**REQUIRED TASK**: Gather all lines from the material that contain the word "Mismatch".

**PROVIDED RECORDS**:
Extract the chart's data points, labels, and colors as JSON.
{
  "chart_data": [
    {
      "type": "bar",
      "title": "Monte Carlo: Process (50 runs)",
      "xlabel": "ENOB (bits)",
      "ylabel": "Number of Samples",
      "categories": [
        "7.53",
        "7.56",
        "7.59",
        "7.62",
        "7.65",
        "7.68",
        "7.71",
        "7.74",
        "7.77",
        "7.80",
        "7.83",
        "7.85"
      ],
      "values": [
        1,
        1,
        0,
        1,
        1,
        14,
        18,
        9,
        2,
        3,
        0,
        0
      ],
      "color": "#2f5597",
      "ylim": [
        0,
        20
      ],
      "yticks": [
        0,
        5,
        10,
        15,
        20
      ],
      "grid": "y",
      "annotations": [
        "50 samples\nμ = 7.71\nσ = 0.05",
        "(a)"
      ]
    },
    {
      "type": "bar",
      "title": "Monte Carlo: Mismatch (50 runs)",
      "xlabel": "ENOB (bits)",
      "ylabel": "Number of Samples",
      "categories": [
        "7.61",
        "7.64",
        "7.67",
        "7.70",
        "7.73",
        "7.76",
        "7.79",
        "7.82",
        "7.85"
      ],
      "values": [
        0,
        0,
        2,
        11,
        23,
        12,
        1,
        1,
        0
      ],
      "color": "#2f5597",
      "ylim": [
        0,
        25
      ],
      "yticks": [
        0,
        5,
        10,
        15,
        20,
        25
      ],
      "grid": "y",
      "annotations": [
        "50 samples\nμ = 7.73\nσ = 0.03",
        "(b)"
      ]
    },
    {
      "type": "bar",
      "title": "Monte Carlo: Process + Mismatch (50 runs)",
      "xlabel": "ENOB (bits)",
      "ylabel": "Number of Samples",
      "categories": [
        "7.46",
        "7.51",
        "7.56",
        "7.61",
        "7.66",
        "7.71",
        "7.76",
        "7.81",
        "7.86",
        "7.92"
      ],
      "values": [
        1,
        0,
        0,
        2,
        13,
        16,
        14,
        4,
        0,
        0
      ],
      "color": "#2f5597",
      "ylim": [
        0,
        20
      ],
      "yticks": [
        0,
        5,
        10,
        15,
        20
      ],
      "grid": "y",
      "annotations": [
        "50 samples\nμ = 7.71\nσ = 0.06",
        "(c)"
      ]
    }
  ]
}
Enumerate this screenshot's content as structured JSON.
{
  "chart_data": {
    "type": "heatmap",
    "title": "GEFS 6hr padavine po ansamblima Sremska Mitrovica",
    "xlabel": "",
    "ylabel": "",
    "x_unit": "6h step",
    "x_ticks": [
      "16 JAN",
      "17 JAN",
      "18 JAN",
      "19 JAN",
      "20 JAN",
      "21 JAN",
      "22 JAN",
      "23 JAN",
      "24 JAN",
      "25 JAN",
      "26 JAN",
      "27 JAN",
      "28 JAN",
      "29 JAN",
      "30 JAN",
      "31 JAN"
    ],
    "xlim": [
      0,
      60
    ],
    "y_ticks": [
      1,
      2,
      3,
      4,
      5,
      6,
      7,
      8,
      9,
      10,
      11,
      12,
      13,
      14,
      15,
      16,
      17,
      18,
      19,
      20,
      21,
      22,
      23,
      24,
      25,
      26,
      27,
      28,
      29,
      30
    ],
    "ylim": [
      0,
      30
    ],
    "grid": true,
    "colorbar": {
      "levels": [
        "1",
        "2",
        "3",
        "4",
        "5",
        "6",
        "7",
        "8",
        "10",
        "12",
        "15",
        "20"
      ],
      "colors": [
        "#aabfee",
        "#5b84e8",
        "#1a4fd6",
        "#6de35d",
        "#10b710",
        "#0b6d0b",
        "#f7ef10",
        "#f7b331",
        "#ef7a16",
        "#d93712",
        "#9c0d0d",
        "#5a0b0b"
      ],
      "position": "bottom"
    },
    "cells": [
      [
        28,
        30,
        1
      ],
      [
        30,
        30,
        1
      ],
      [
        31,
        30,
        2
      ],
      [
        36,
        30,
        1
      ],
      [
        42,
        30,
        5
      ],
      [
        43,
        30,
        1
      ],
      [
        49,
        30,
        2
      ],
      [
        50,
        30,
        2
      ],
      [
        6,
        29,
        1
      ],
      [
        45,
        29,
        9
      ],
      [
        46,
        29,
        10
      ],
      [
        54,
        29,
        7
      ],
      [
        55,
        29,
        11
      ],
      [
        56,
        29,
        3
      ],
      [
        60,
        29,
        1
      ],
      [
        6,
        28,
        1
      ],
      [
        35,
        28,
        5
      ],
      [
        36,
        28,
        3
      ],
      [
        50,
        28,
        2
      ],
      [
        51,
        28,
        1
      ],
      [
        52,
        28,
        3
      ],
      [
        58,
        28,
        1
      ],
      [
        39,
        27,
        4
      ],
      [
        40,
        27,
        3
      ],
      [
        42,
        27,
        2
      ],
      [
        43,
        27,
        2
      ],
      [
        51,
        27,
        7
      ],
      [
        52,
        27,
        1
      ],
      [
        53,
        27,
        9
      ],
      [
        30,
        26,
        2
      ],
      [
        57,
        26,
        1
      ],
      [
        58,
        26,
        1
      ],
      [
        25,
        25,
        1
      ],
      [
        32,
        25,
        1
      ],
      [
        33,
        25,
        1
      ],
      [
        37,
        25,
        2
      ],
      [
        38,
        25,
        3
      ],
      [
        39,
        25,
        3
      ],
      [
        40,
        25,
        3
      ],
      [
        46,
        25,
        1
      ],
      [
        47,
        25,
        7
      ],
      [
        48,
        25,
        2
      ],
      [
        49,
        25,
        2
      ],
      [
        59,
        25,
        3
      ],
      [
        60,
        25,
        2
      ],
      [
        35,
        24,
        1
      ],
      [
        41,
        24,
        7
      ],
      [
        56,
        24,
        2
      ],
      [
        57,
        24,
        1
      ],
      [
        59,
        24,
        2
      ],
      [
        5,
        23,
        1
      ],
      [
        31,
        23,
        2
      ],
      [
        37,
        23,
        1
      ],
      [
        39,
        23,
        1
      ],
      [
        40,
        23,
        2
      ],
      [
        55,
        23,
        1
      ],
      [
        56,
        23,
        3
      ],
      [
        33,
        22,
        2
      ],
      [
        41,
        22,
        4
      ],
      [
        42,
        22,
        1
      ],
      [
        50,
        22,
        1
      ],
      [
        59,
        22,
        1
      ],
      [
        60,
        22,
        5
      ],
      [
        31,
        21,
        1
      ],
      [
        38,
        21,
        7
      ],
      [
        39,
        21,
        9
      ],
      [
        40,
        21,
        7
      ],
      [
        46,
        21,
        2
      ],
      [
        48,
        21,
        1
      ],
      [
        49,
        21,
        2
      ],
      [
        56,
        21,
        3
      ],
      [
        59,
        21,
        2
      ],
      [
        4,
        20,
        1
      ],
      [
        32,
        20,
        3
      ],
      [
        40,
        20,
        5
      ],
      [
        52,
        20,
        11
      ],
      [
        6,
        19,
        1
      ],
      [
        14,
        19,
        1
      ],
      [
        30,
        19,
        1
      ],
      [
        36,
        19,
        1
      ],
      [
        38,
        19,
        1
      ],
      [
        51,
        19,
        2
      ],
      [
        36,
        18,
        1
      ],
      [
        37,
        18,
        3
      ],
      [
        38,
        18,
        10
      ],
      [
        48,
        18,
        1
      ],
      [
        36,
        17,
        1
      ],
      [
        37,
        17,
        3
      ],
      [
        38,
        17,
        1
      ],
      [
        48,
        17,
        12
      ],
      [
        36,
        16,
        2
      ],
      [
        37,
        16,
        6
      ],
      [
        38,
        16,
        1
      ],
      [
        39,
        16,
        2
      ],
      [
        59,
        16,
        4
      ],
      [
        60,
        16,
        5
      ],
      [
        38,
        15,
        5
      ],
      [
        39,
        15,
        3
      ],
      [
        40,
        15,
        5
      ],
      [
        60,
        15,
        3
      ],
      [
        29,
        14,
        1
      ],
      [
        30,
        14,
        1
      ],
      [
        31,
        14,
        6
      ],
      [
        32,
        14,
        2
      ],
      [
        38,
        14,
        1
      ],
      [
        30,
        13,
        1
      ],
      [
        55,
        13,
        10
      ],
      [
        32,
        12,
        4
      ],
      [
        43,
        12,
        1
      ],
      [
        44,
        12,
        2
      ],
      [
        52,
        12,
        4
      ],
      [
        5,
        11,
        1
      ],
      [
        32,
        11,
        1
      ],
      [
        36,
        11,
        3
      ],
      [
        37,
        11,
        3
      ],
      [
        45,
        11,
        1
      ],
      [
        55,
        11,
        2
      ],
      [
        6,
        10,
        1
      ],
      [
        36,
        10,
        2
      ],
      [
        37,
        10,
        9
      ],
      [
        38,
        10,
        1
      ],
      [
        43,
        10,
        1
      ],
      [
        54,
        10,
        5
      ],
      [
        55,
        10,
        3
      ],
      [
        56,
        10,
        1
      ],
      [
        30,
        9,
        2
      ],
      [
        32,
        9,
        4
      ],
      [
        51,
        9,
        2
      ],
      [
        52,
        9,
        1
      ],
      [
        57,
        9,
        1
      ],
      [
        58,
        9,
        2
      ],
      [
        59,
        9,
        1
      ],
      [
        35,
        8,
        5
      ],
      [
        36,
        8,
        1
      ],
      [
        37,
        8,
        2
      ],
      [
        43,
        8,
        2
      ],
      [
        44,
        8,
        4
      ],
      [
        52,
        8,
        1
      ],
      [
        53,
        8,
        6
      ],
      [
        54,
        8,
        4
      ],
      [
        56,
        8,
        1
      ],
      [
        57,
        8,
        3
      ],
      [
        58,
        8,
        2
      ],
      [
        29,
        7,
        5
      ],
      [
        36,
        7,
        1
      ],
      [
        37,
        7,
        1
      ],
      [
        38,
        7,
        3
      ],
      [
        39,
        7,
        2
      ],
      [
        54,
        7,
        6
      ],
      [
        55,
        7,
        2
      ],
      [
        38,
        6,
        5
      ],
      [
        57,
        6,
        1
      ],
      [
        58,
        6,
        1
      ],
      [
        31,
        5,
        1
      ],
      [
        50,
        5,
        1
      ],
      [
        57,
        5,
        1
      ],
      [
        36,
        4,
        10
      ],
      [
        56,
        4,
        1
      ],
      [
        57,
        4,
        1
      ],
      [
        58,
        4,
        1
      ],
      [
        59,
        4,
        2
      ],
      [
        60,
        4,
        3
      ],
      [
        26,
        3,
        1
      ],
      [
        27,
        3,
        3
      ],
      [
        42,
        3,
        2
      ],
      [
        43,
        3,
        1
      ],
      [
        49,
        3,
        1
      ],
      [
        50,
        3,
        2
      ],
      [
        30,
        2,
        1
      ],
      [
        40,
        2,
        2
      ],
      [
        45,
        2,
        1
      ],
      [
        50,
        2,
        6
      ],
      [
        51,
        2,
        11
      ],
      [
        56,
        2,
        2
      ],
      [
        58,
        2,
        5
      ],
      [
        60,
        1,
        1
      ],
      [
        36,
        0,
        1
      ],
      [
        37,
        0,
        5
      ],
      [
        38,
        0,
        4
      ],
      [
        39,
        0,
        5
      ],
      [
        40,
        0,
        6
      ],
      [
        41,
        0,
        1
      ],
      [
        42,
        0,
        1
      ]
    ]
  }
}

**FINISHED TASK**:
      "title": "Monte Carlo: Mismatch (50 runs)",
      "title": "Monte Carlo: Process + Mismatch (50 runs)",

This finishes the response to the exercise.